-- begin --
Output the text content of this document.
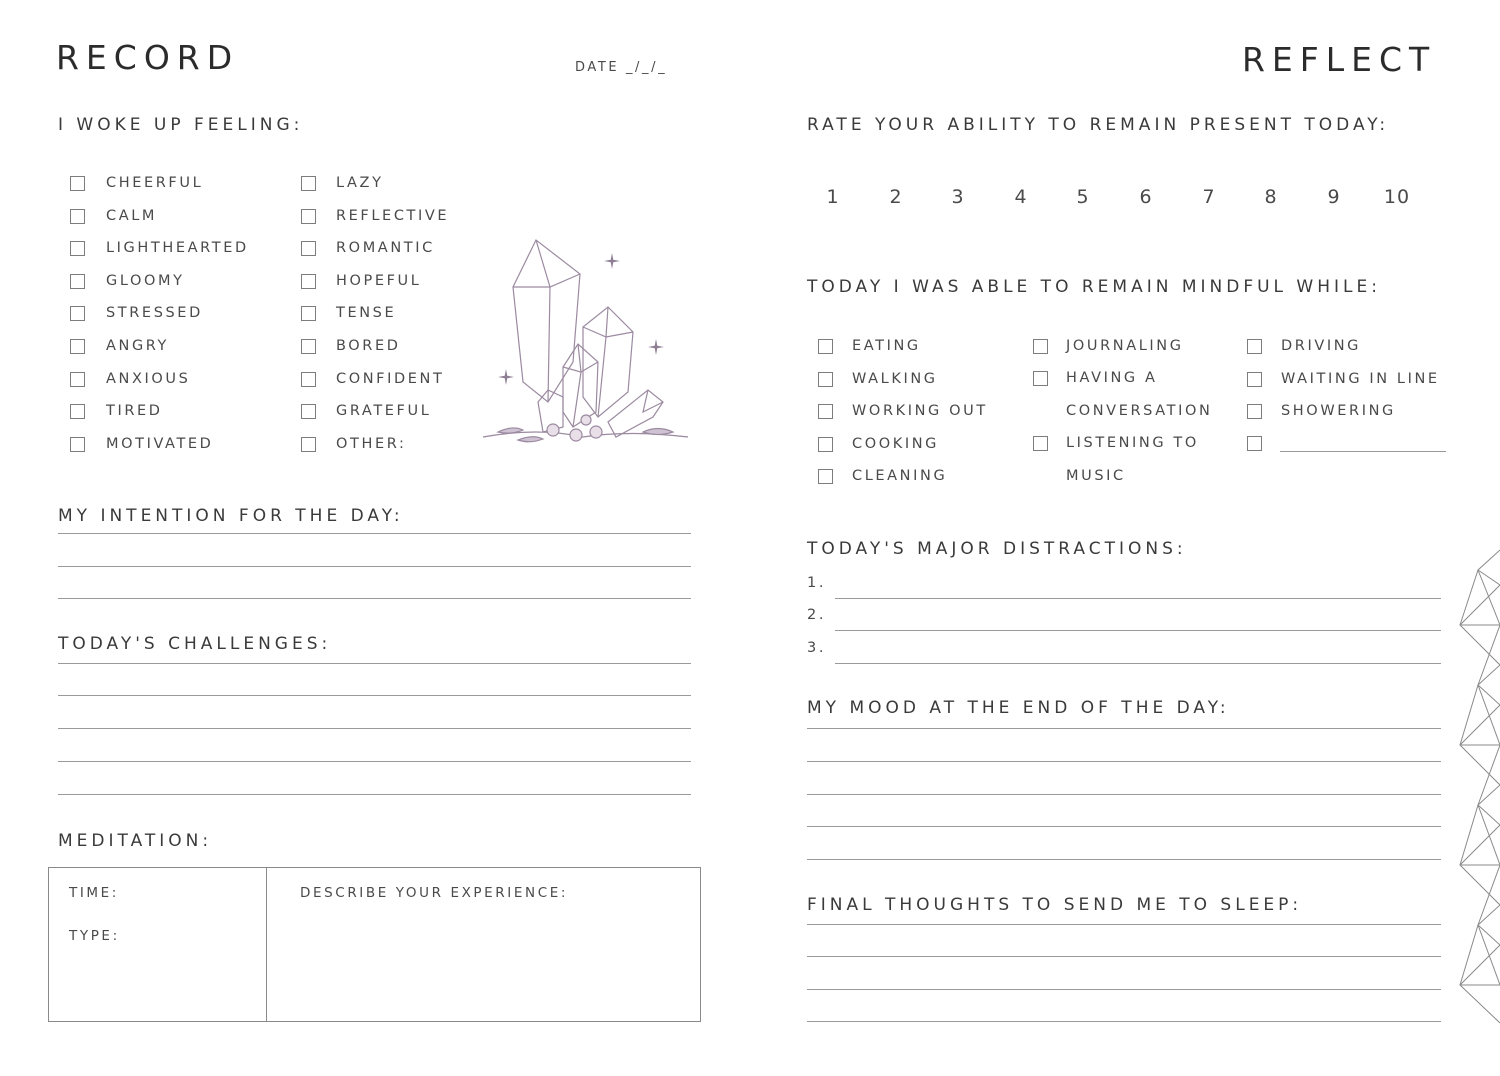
RECORD	DATE _/_/_
I WOKE UP FEELING:
CHEERFUL
CALM
LIGHTHEARTED
GLOOMY
STRESSED
ANGRY
ANXIOUS
TIRED
MOTIVATED
LAZY
REFLECTIVE
ROMANTIC
HOPEFUL
TENSE
BORED
CONFIDENT
GRATEFUL
OTHER:
MY INTENTION FOR THE DAY:
TODAY'S CHALLENGES:
MEDITATION:
TIME:
TYPE:
DESCRIBE YOUR EXPERIENCE:
REFLECT
RATE YOUR ABILITY TO REMAIN PRESENT TODAY:
1	2	3	4	5	6	7	8	9	10
TODAY I WAS ABLE TO REMAIN MINDFUL WHILE:
EATING
WALKING
WORKING OUT
COOKING
CLEANING
JOURNALING
HAVING A
CONVERSATION
LISTENING TO
MUSIC
DRIVING
WAITING IN LINE
SHOWERING
TODAY'S MAJOR DISTRACTIONS:
1.
2.
3.
MY MOOD AT THE END OF THE DAY:
FINAL THOUGHTS TO SEND ME TO SLEEP:
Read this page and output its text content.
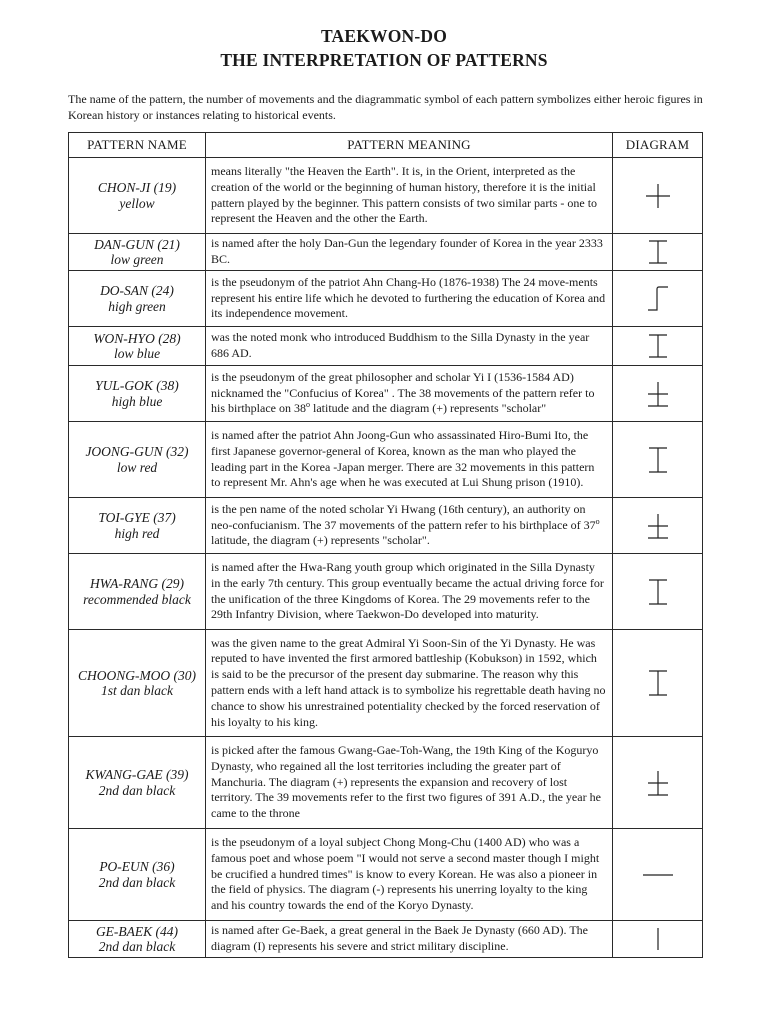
TAEKWON-DO
THE INTERPRETATION OF PATTERNS
The name of the pattern, the number of movements and the diagrammatic symbol of each pattern symbolizes either heroic figures in Korean history or instances relating to historical events.
PATTERN NAME	PATTERN MEANING	DIAGRAM
CHON-JI (19)
yellow	means literally "the Heaven the Earth". It is, in the Orient, interpreted as the creation of the world or the beginning of human history, therefore it is the initial pattern played by the beginner. This pattern consists of two similar parts - one to represent the Heaven and the other the Earth.	
DAN-GUN (21)
low green	is named after the holy Dan-Gun the legendary founder of Korea in the year 2333 BC.	
DO-SAN (24)
high green	is the pseudonym of the patriot Ahn Chang-Ho (1876-1938) The 24 move-ments represent his entire life which he devoted to furthering the education of Korea and its independence movement.	
WON-HYO (28)
low blue	was the noted monk who introduced Buddhism to the Silla Dynasty in the year 686 AD.	
YUL-GOK (38)
high blue	is the pseudonym of the great philosopher and scholar Yi I (1536-1584 AD) nicknamed the "Confucius of Korea" . The 38 movements of the pattern refer to his birthplace on 38$^o$ latitude and the diagram (+) represents "scholar"	
JOONG-GUN (32)
low red	is named after the patriot Ahn Joong-Gun who assassinated Hiro-Bumi Ito, the first Japanese governor-general of Korea, known as the man who played the leading part in the Korea -Japan merger. There are 32 movements in this pattern to represent Mr. Ahn's age when he was executed at Lui Shung prison (1910).	
TOI-GYE (37)
high red	is the pen name of the noted scholar Yi Hwang (16th century), an authority on neo-confucianism. The 37 movements of the pattern refer to his birthplace of 37$^o$ latitude, the diagram (+) represents "scholar".	
HWA-RANG (29)
recommended black	is named after the Hwa-Rang youth group which originated in the Silla Dynasty in the early 7th century. This group eventually became the actual driving force for the unification of the three Kingdoms of Korea. The 29 movements refer to the 29th Infantry Division, where Taekwon-Do developed into maturity.	
CHOONG-MOO (30)
1st dan black	was the given name to the great Admiral Yi Soon-Sin of the Yi Dynasty. He was reputed to have invented the first armored battleship (Kobukson) in 1592, which is said to be the precursor of the present day submarine. The reason why this pattern ends with a left hand attack is to symbolize his regrettable death having no chance to show his unrestrained potentiality checked by the forced reservation of his loyalty to his king.	
KWANG-GAE (39)
2nd dan black	is picked after the famous Gwang-Gae-Toh-Wang, the 19th King of the Koguryo Dynasty, who regained all the lost territories including the greater part of Manchuria. The diagram (+) represents the expansion and recovery of lost territory. The 39 movements refer to the first two figures of 391 A.D., the year he came to the throne	
PO-EUN (36)
2nd dan black	is the pseudonym of a loyal subject Chong Mong-Chu (1400 AD) who was a famous poet and whose poem "I would not serve a second master though I might be crucified a hundred times" is know to every Korean. He was also a pioneer in the field of physics. The diagram (-) represents his unerring loyalty to the king and his country towards the end of the Koryo Dynasty.	
GE-BAEK (44)
2nd dan black	is named after Ge-Baek, a great general in the Baek Je Dynasty (660 AD). The diagram (I) represents his severe and strict military discipline.	
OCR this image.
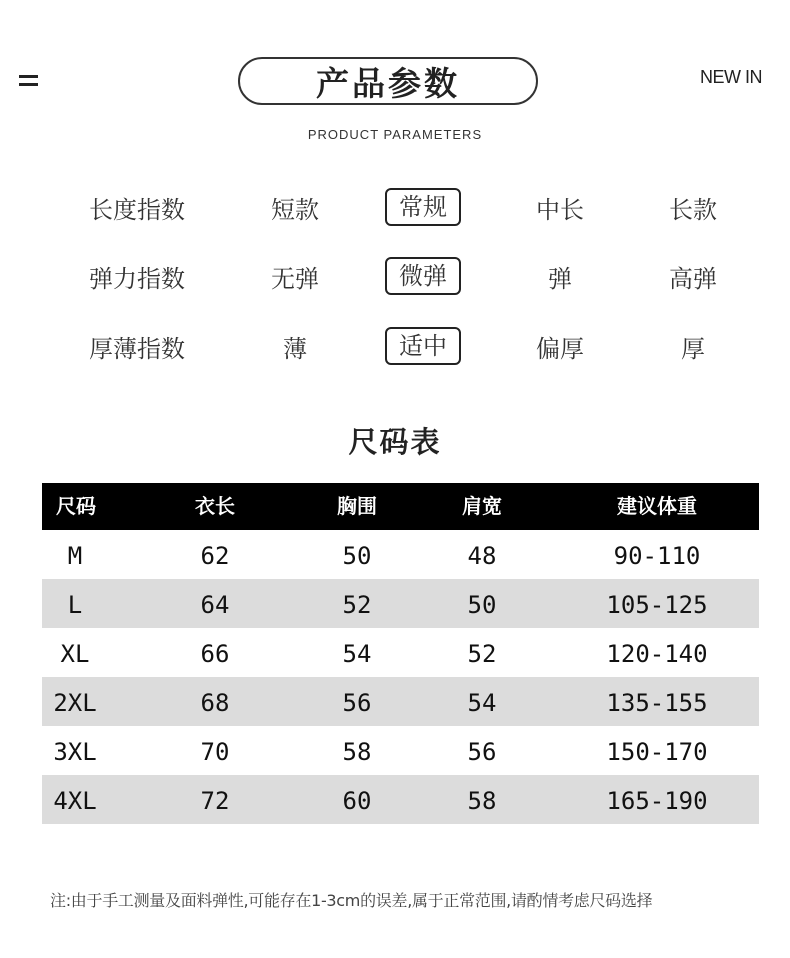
NEW IN
产品参数
PRODUCT PARAMETERS
长度指数	短款	常规	中长	长款
弹力指数	无弹	微弹	弹	高弹
厚薄指数	薄	适中	偏厚	厚
尺码表
尺码	衣长	胸围	肩宽	建议体重
M	62	50	48	90-110
L	64	52	50	105-125
XL	66	54	52	120-140
2XL	68	56	54	135-155
3XL	70	58	56	150-170
4XL	72	60	58	165-190
注:由于手工测量及面料弹性,可能存在1-3cm的误差,属于正常范围,请酌情考虑尺码选择
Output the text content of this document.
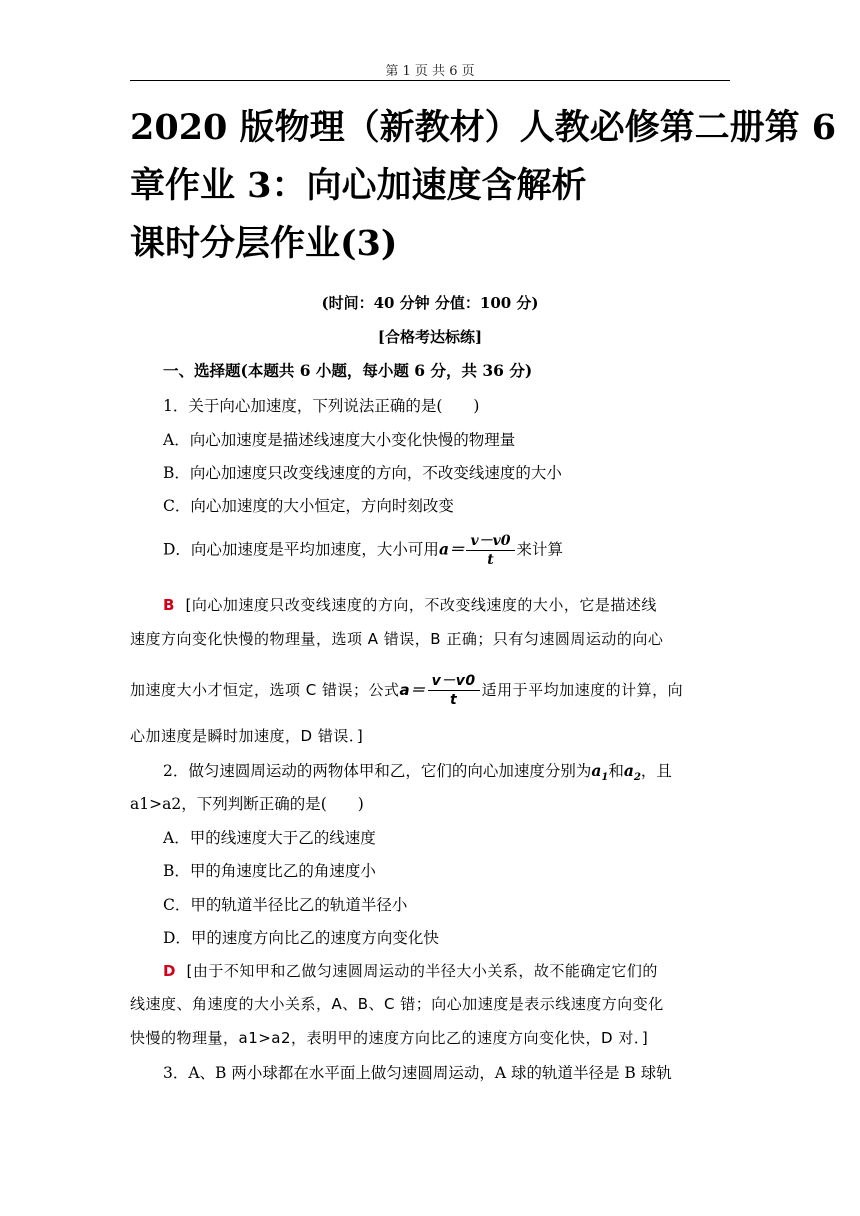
第 1 页 共 6 页
2020 版物理（新教材）人教必修第二册第 6
章作业 3：向心加速度含解析
课时分层作业(3)
(时间：40 分钟 分值：100 分)
[合格考达标练]
一、选择题(本题共 6 小题，每小题 6 分，共 36 分)
1．关于向心加速度，下列说法正确的是(　　)
A．向心加速度是描述线速度大小变化快慢的物理量
B．向心加速度只改变线速度的方向，不改变线速度的大小
C．向心加速度的大小恒定，方向时刻改变
D．向心加速度是平均加速度，大小可用$a= \frac{v-v0}{t}$ 来计算
B [向心加速度只改变线速度的方向，不改变线速度的大小，它是描述线
速度方向变化快慢的物理量，选项 A 错误，B 正确；只有匀速圆周运动的向心
加速度大小才恒定，选项 C 错误；公式$a= \frac{v-v0}{t}$ 适用于平均加速度的计算，向
心加速度是瞬时加速度，D 错误．]
2．做匀速圆周运动的两物体甲和乙，它们的向心加速度分别为$a_1$和$a_2$，且
a1>a2，下列判断正确的是(　　)
A．甲的线速度大于乙的线速度
B．甲的角速度比乙的角速度小
C．甲的轨道半径比乙的轨道半径小
D．甲的速度方向比乙的速度方向变化快
D [由于不知甲和乙做匀速圆周运动的半径大小关系，故不能确定它们的
线速度、角速度的大小关系，A、B、C 错；向心加速度是表示线速度方向变化
快慢的物理量，a1>a2，表明甲的速度方向比乙的速度方向变化快，D 对．]
3．A、B 两小球都在水平面上做匀速圆周运动，A 球的轨道半径是 B 球轨
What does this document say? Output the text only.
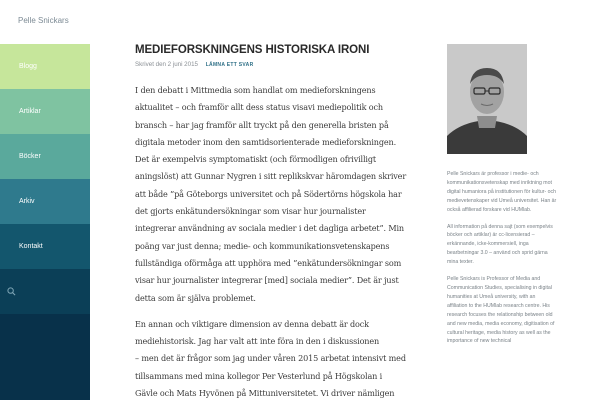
Pelle Snickars
Blogg
Artiklar
Böcker
Arkiv
Kontakt
MEDIEFORSKNINGENS HISTORISKA IRONI
Skrivet den 2 juni 2015 LÄMNA ETT SVAR

I den debatt i Mittmedia som handlat om medieforskningens
aktualitet – och framför allt dess status visavi mediepolitik och
bransch – har jag framför allt tryckt på den generella bristen på
digitala metoder inom den samtidsorienterade medieforskningen.
Det är exempelvis symptomatiskt (och förmodligen ofrivilligt
aningslöst) att Gunnar Nygren i sitt replikskvar häromdagen skriver
att både ”på Göteborgs universitet och på Södertörns högskola har
det gjorts enkätundersökningar som visar hur journalister
integrerar användning av sociala medier i det dagliga arbetet”. Min
poäng var just denna; medie- och kommunikationsvetenskapens
fullständiga oförmåga att upphöra med ”enkätundersökningar som
visar hur journalister integrerar [med] sociala medier”. Det är just
detta som är själva problemet.

En annan och viktigare dimension av denna debatt är dock
mediehistorisk. Jag har valt att inte föra in den i diskussionen
– men det är frågor som jag under våren 2015 arbetat intensivt med
tillsammans med mina kollegor Per Vesterlund på Högskolan i
Gävle och Mats Hyvönen på Mittuniversitetet. Vi driver nämligen

Pelle Snickars är professor i medie- och kommunikationsvetenskap med inriktning mot digital humaniora på institutionen för kultur- och medievetenskaper vid Umeå universitet. Han är också affilierad forskare vid HUMlab.

All information på denna sajt (som exempelvis böcker och artiklar) är cc-licensierad – erkännande, icke-kommersiell, inga bearbetningar 3.0 – använd och sprid gärna mina texter.

Pelle Snickars is Professor of Media and Communication Studies, specialising in digital humanities at Umeå university, with an affiliation to the HUMlab research centre. His research focuses the relationship between old and new media, media economy, digitisation of cultural heritage, media history as well as the importance of new technical
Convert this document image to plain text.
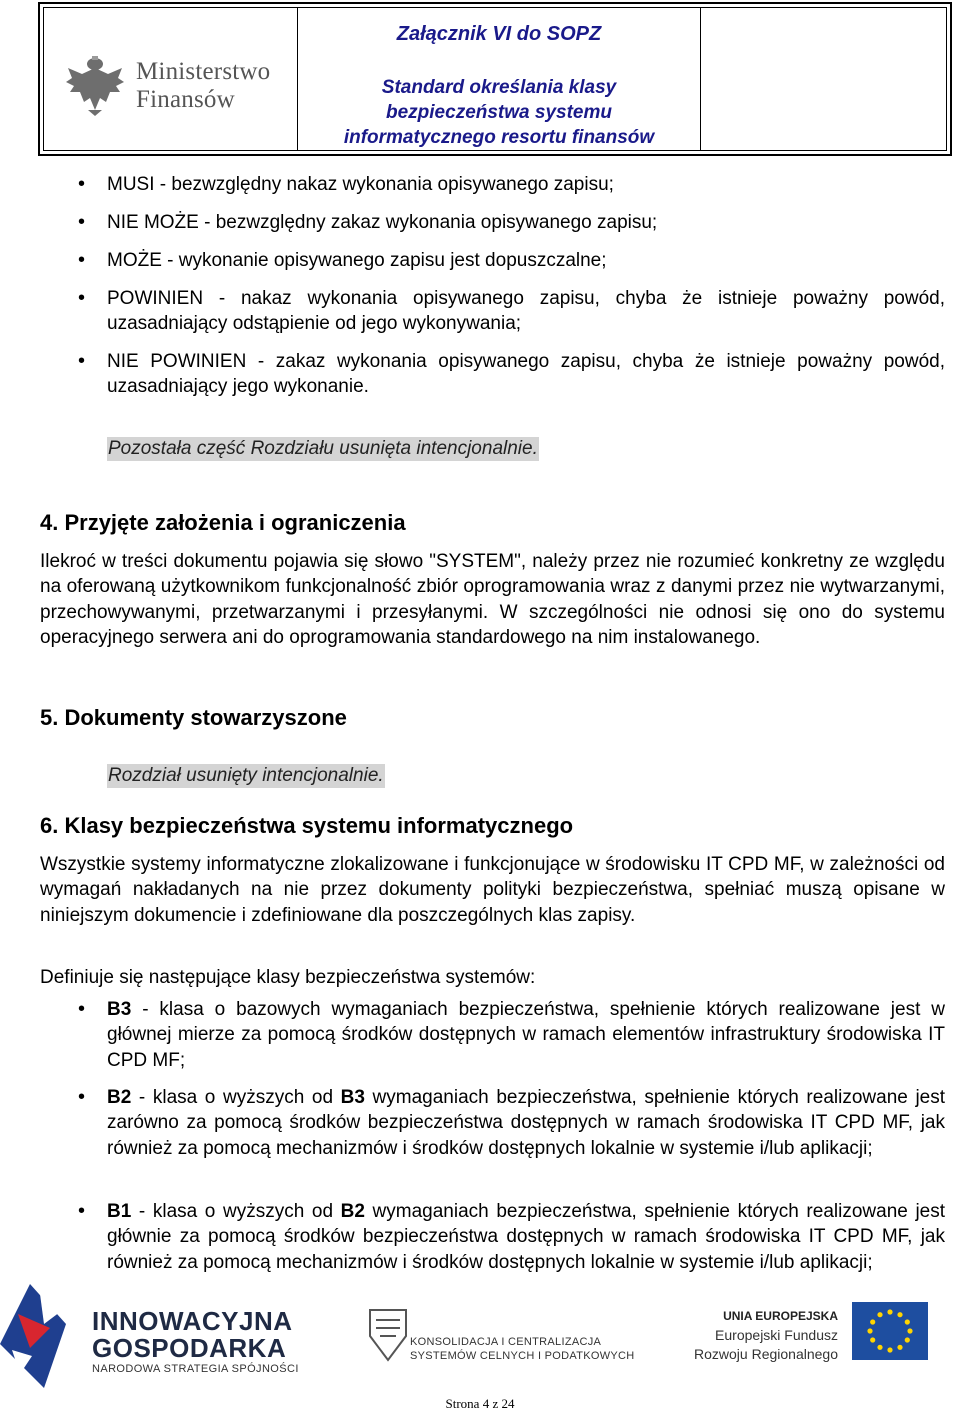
Ministerstwo
Finansów
Załącznik VI do SOPZ
Standard określania klasy
bezpieczeństwa systemu
informatycznego resortu finansów
• MUSI - bezwzględny nakaz wykonania opisywanego zapisu;
• NIE MOŻE - bezwzględny zakaz wykonania opisywanego zapisu;
• MOŻE - wykonanie opisywanego zapisu jest dopuszczalne;
• POWINIEN - nakaz wykonania opisywanego zapisu, chyba że istnieje poważny powód, uzasadniający odstąpienie od jego wykonywania;
• NIE POWINIEN - zakaz wykonania opisywanego zapisu, chyba że istnieje poważny powód, uzasadniający jego wykonanie.
Pozostała część Rozdziału usunięta intencjonalnie.
4. Przyjęte założenia i ograniczenia
Ilekroć w treści dokumentu pojawia się słowo "SYSTEM", należy przez nie rozumieć konkretny ze względu na oferowaną użytkownikom funkcjonalność zbiór oprogramowania wraz z danymi przez nie wytwarzanymi, przechowywanymi, przetwarzanymi i przesyłanymi. W szczególności nie odnosi się ono do systemu operacyjnego serwera ani do oprogramowania standardowego na nim instalowanego.
5. Dokumenty stowarzyszone
Rozdział usunięty intencjonalnie.
6. Klasy bezpieczeństwa systemu informatycznego
Wszystkie systemy informatyczne zlokalizowane i funkcjonujące w środowisku IT CPD MF, w zależności od wymagań nakładanych na nie przez dokumenty polityki bezpieczeństwa, spełniać muszą opisane w niniejszym dokumencie i zdefiniowane dla poszczególnych klas zapisy.
Definiuje się następujące klasy bezpieczeństwa systemów:
• B3 - klasa o bazowych wymaganiach bezpieczeństwa, spełnienie których realizowane jest w głównej mierze za pomocą środków dostępnych w ramach elementów infrastruktury środowiska IT CPD MF;
• B2 - klasa o wyższych od B3 wymaganiach bezpieczeństwa, spełnienie których realizowane jest zarówno za pomocą środków bezpieczeństwa dostępnych w ramach środowiska IT CPD MF, jak również za pomocą mechanizmów i środków dostępnych lokalnie w systemie i/lub aplikacji;
• B1 - klasa o wyższych od B2 wymaganiach bezpieczeństwa, spełnienie których realizowane jest głównie za pomocą środków bezpieczeństwa dostępnych w ramach środowiska IT CPD MF, jak również za pomocą mechanizmów i środków dostępnych lokalnie w systemie i/lub aplikacji;
INNOWACYJNA
GOSPODARKA
NARODOWA STRATEGIA SPÓJNOŚCI
KONSOLIDACJA I CENTRALIZACJA
SYSTEMÓW CELNYCH I PODATKOWYCH
UNIA EUROPEJSKA
Europejski Fundusz
Rozwoju Regionalnego
Strona 4 z 24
-- end --
> Task directions
Locate the word "opisywanego" in the records above, and return each line that has it.

> Result below
• MUSI - bezwzględny nakaz wykonania opisywanego zapisu;
• NIE MOŻE - bezwzględny zakaz wykonania opisywanego zapisu;
• MOŻE - wykonanie opisywanego zapisu jest dopuszczalne;
• POWINIEN - nakaz wykonania opisywanego zapisu, chyba że istnieje poważny powód, uzasadniający odstąpienie od jego wykonywania;
• NIE POWINIEN - zakaz wykonania opisywanego zapisu, chyba że istnieje poważny powód, uzasadniający jego wykonanie.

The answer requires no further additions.